WORK REQUIRED: Do any lines in the data below contain "image"? If so, copy every one of them.

RECORDS SUPPLIED:
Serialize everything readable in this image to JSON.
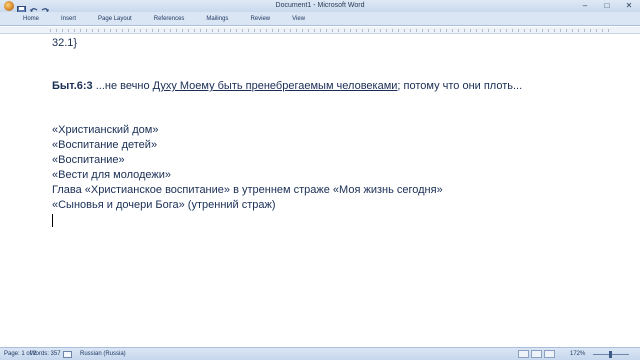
{
  "window": {
    "title": "Document1 - Microsoft Word",
    "controls": {
      "minimize": "–",
      "maximize": "□",
      "close": "✕"
    }
  },
  "quick_access": [
    "office-logo",
    "save-icon",
    "undo-icon",
    "redo-icon"
  ],
  "ribbon": {
    "tabs": [
      "Home",
      "Insert",
      "Page Layout",
      "References",
      "Mailings",
      "Review",
      "View"
    ]
  },
  "document": {
    "lines": {
      "l1": "32.1}",
      "l2_ref": "Быт.6:3",
      "l2_a": " ...не вечно ",
      "l2_u": "Духу Моему быть пренебрегаемым человеками",
      "l2_b": "; потому что они плоть...",
      "l3": "«Христианский дом»",
      "l4": "«Воспитание детей»",
      "l5": "«Воспитание»",
      "l6": "«Вести для молодежи»",
      "l7": "Глава «Христианское воспитание» в утреннем страже  «Моя жизнь сегодня»",
      "l8": " «Сыновья и дочери Бога» (утренний страж)"
    }
  },
  "status": {
    "page": "Page: 1 of 2",
    "words": "Words: 357",
    "language": "Russian (Russia)",
    "zoom": "172%"
  },
  "colors": {
    "text": "#1a2e55",
    "ribbon": "#dbe6f4"
  }
}
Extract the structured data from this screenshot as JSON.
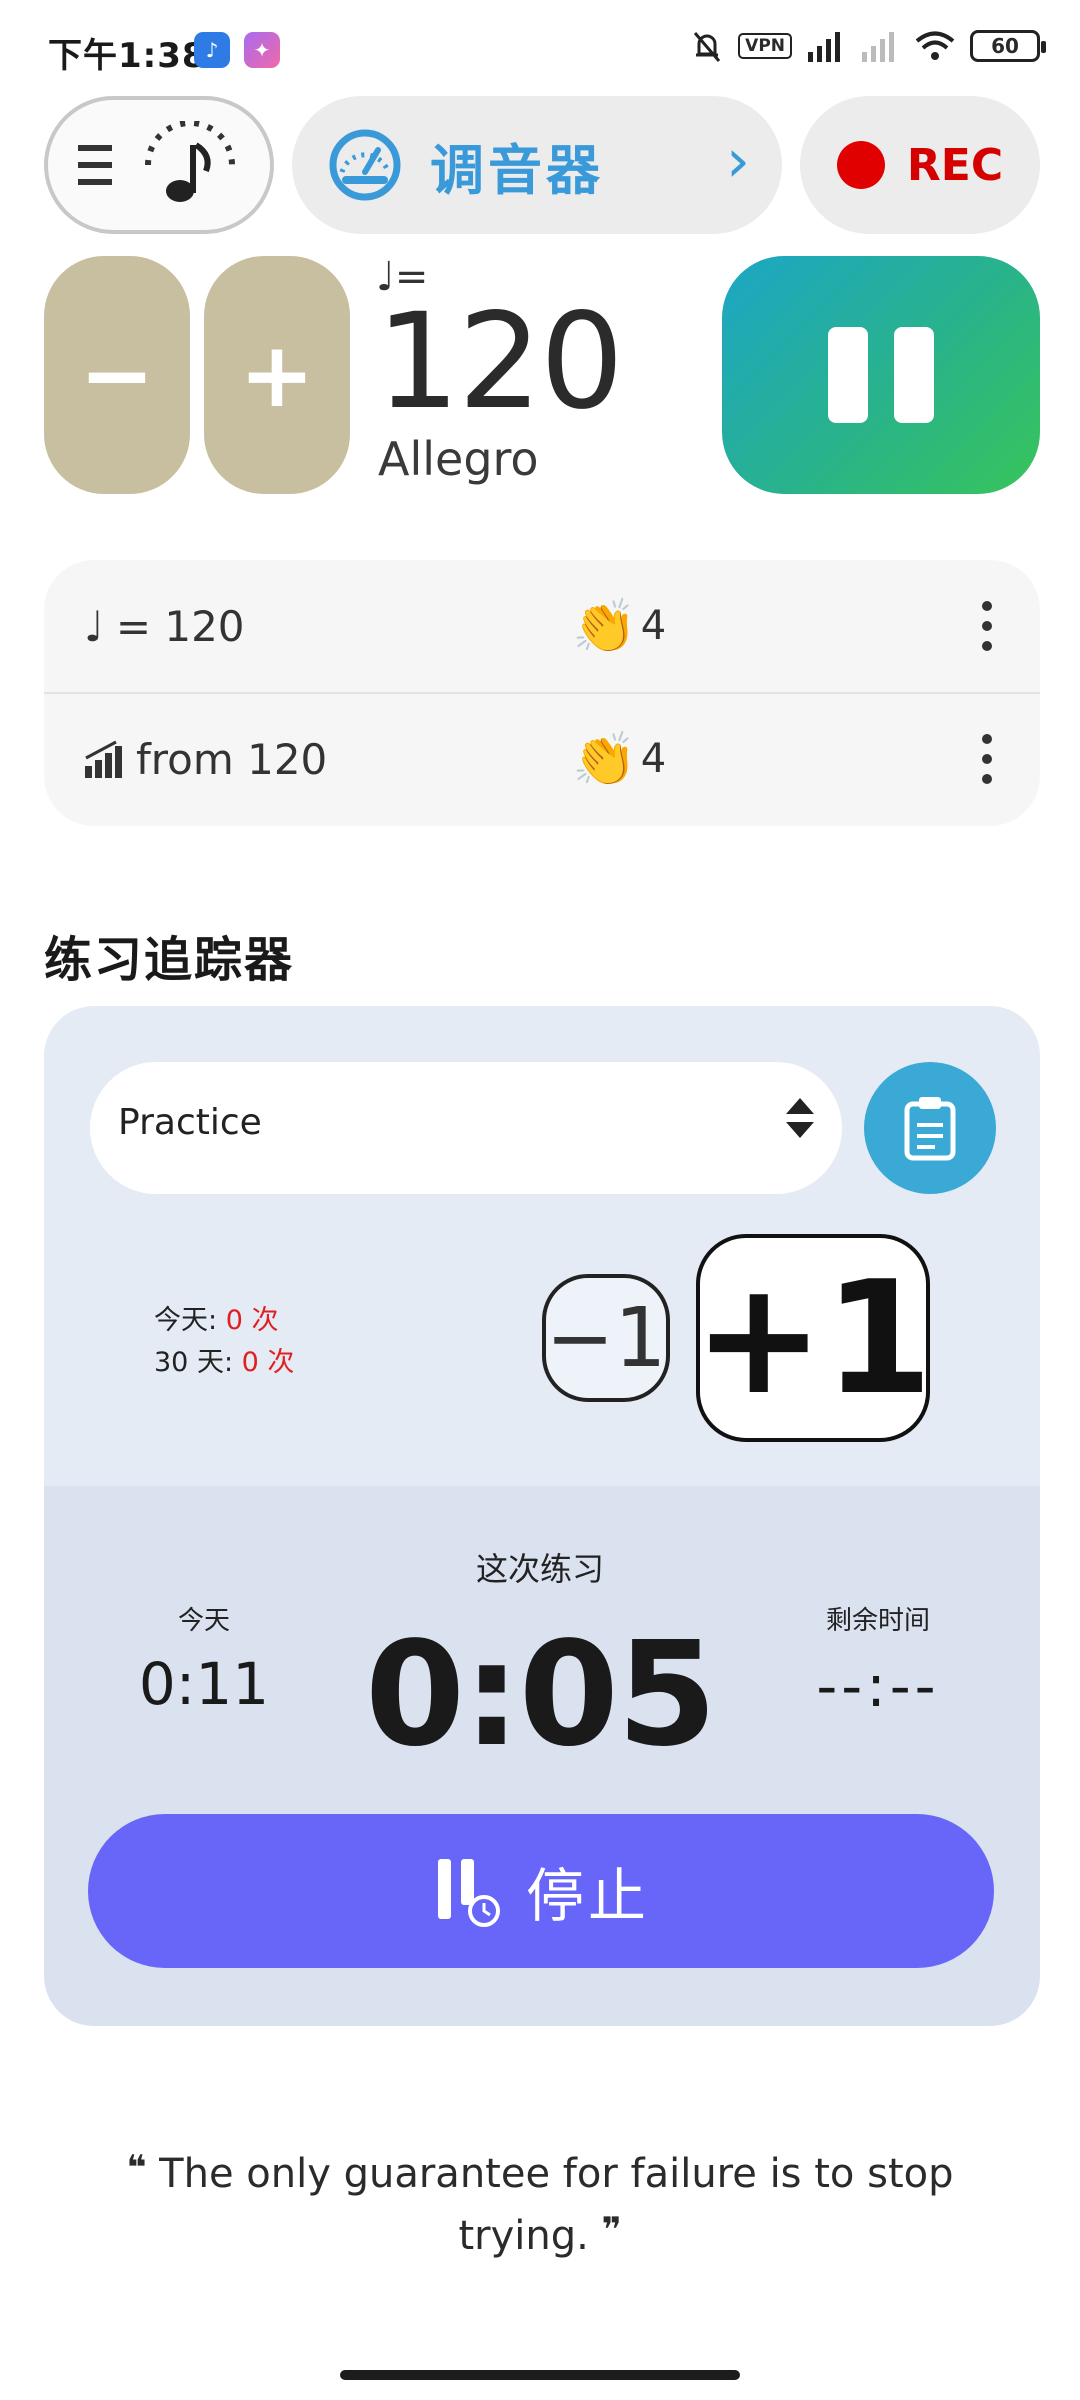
{
  "status_bar": {
    "time": "下午1:38",
    "vpn": "VPN",
    "battery": "60"
  },
  "header": {
    "tuner_label": "调音器",
    "rec_label": "REC"
  },
  "tempo": {
    "note_prefix": "♩=",
    "bpm": "120",
    "marking": "Allegro",
    "minus_label": "−",
    "plus_label": "+"
  },
  "presets": [
    {
      "label": "= 120",
      "beats": "4"
    },
    {
      "label": "from 120",
      "beats": "4"
    }
  ],
  "tracker": {
    "title": "练习追踪器",
    "select_value": "Practice",
    "today_prefix": "今天: ",
    "today_count": "0 次",
    "days30_prefix": "30 天: ",
    "days30_count": "0 次",
    "minus_one": "−1",
    "plus_one": "+1",
    "session_label": "这次练习",
    "session_time": "0:05",
    "today_label": "今天",
    "today_time": "0:11",
    "remaining_label": "剩余时间",
    "remaining_time": "--:--",
    "stop_label": "停止"
  },
  "quote": {
    "open": "❝",
    "text": "The only guarantee for failure is to stop trying.",
    "close": "❞"
  },
  "colors": {
    "accent_blue": "#3a9ad9",
    "rec_red": "#d50000",
    "step_button": "#c7bf9f",
    "stop_button": "#6766f8",
    "tracker_bg": "#e5ebf5"
  }
}
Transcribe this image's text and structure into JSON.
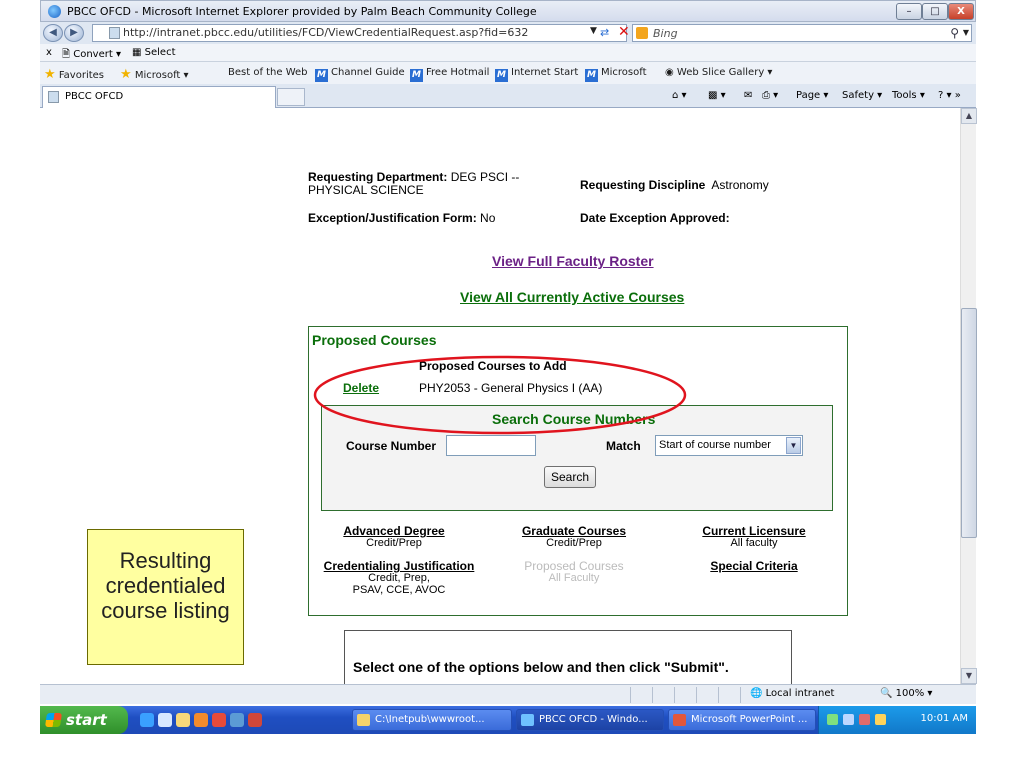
{
  "window": {
    "title": "PBCC OFCD - Microsoft Internet Explorer provided by Palm Beach Community College",
    "minimize": "–",
    "maximize": "□",
    "close": "X"
  },
  "address_bar": {
    "url": "http://intranet.pbcc.edu/utilities/FCD/ViewCredentialRequest.asp?fid=632",
    "search_provider": "Bing"
  },
  "command_bar": {
    "close_x": "x",
    "convert": "Convert",
    "select": "Select"
  },
  "favorites_bar": {
    "favorites": "Favorites",
    "items": [
      "Microsoft",
      "Best of the Web",
      "Channel Guide",
      "Free Hotmail",
      "Internet Start",
      "Microsoft",
      "Web Slice Gallery"
    ]
  },
  "tabs": {
    "active_tab": "PBCC OFCD",
    "tools": {
      "page": "Page",
      "safety": "Safety",
      "tools": "Tools",
      "help": "?"
    }
  },
  "request": {
    "requesting_department_label": "Requesting Department:",
    "requesting_department_value": "DEG PSCI --",
    "requesting_department_value2": "PHYSICAL SCIENCE",
    "requesting_discipline_label": "Requesting Discipline",
    "requesting_discipline_value": "Astronomy",
    "exception_label": "Exception/Justification Form:",
    "exception_value": "No",
    "date_exception_label": "Date Exception Approved:",
    "date_exception_value": ""
  },
  "links": {
    "view_roster": "View Full Faculty Roster",
    "view_courses": "View All Currently Active Courses"
  },
  "proposed": {
    "title": "Proposed Courses",
    "subheading": "Proposed Courses to Add",
    "delete_label": "Delete",
    "course": "PHY2053 - General Physics I (AA)"
  },
  "search": {
    "title": "Search Course Numbers",
    "course_number_label": "Course Number",
    "course_number_value": "",
    "match_label": "Match",
    "match_selected": "Start of course number",
    "search_button": "Search"
  },
  "credentials": [
    {
      "title": "Advanced Degree",
      "sub": [
        "Credit/Prep"
      ],
      "color": "#6b2186"
    },
    {
      "title": "Graduate Courses",
      "sub": [
        "Credit/Prep"
      ],
      "color": "#6b2186"
    },
    {
      "title": "Current Licensure",
      "sub": [
        "All faculty"
      ],
      "color": "#6b2186"
    },
    {
      "title": "Credentialing Justification",
      "sub": [
        "Credit, Prep,",
        "PSAV, CCE, AVOC"
      ],
      "color": "#6b2186"
    },
    {
      "title": "Proposed Courses",
      "sub": [
        "All Faculty"
      ],
      "color": "#bbbbbb"
    },
    {
      "title": "Special Criteria",
      "sub": [],
      "color": "#6b2186"
    }
  ],
  "callout": {
    "lines": [
      "Resulting",
      "credentialed",
      "course listing"
    ],
    "color": "#ffffa0"
  },
  "submit": {
    "instruction": "Select one of the options below and then click \"Submit\"."
  },
  "status_bar": {
    "zone": "Local intranet",
    "zoom": "100%"
  },
  "taskbar": {
    "start": "start",
    "tasks": [
      "C:\\Inetpub\\wwwroot...",
      "PBCC OFCD - Windo...",
      "Microsoft PowerPoint ..."
    ],
    "clock": "10:01 AM"
  }
}
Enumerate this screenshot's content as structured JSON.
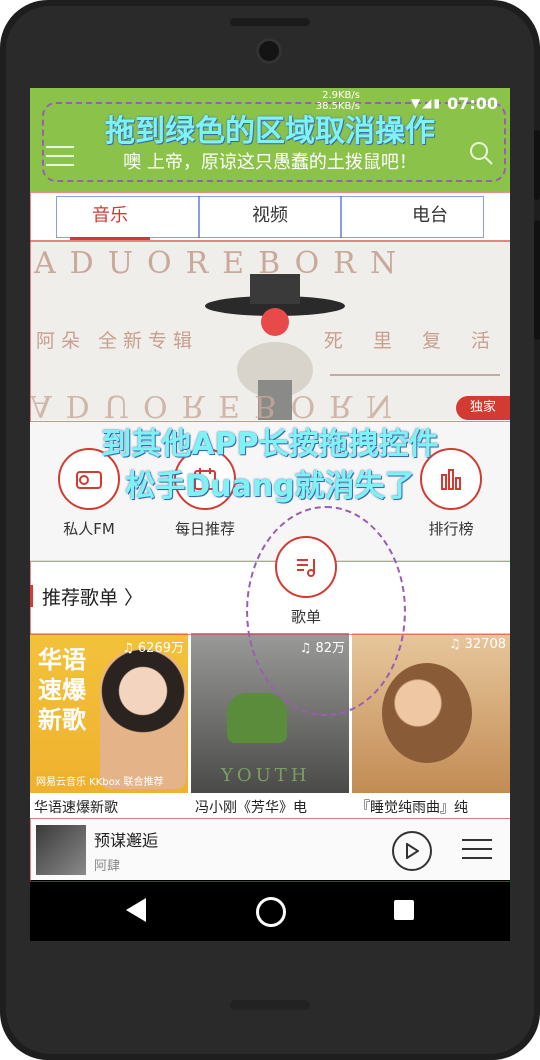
{
  "status_bar": {
    "net_speed_up": "2.9KB/s",
    "net_speed_down": "38.5KB/s",
    "icons": "▼◢▮",
    "time": "07:00"
  },
  "header": {
    "drop_zone_hint": "拖到绿色的区域取消操作",
    "subtitle": "噢 上帝，原谅这只愚蠢的土拨鼠吧！",
    "color": "#8bc34a"
  },
  "tabs": [
    {
      "label": "音乐"
    },
    {
      "label": "视频"
    },
    {
      "label": "电台"
    }
  ],
  "banner": {
    "top_text": "ADUOREBORN",
    "mid_left": "阿朵 全新专辑",
    "mid_right": "死 里 复 活",
    "bottom_text": "ADUOREBORN",
    "badge": "独家"
  },
  "drag_hint": {
    "line1": "到其他APP长按拖拽控件",
    "line2": "松手Duang就消失了"
  },
  "quick_actions": [
    {
      "label": "私人FM",
      "icon": "radio-icon"
    },
    {
      "label": "每日推荐",
      "icon": "calendar-icon"
    },
    {
      "label": "歌单",
      "icon": "playlist-icon"
    },
    {
      "label": "排行榜",
      "icon": "chart-icon"
    }
  ],
  "recommended": {
    "title": "推荐歌单 〉"
  },
  "playlists": [
    {
      "count": "6269万",
      "name": "华语速爆新歌",
      "cover_text": "华语\n速爆\n新歌",
      "brand": "网易云音乐 KKbox 联合推荐"
    },
    {
      "count": "82万",
      "name": "冯小刚《芳华》电",
      "cover_text": "YOUTH"
    },
    {
      "count": "32708",
      "name": "『睡觉纯雨曲』纯"
    }
  ],
  "player": {
    "song": "预谋邂逅",
    "artist": "阿肆"
  },
  "colors": {
    "accent": "#d33a31",
    "overlay_text": "#7ff3f3",
    "dashed": "#9b5db0"
  }
}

RESPONSE TO THE EXERCISE:
Serialize everything readable in this image to JSON.
Transcribe this image's text and structure into JSON.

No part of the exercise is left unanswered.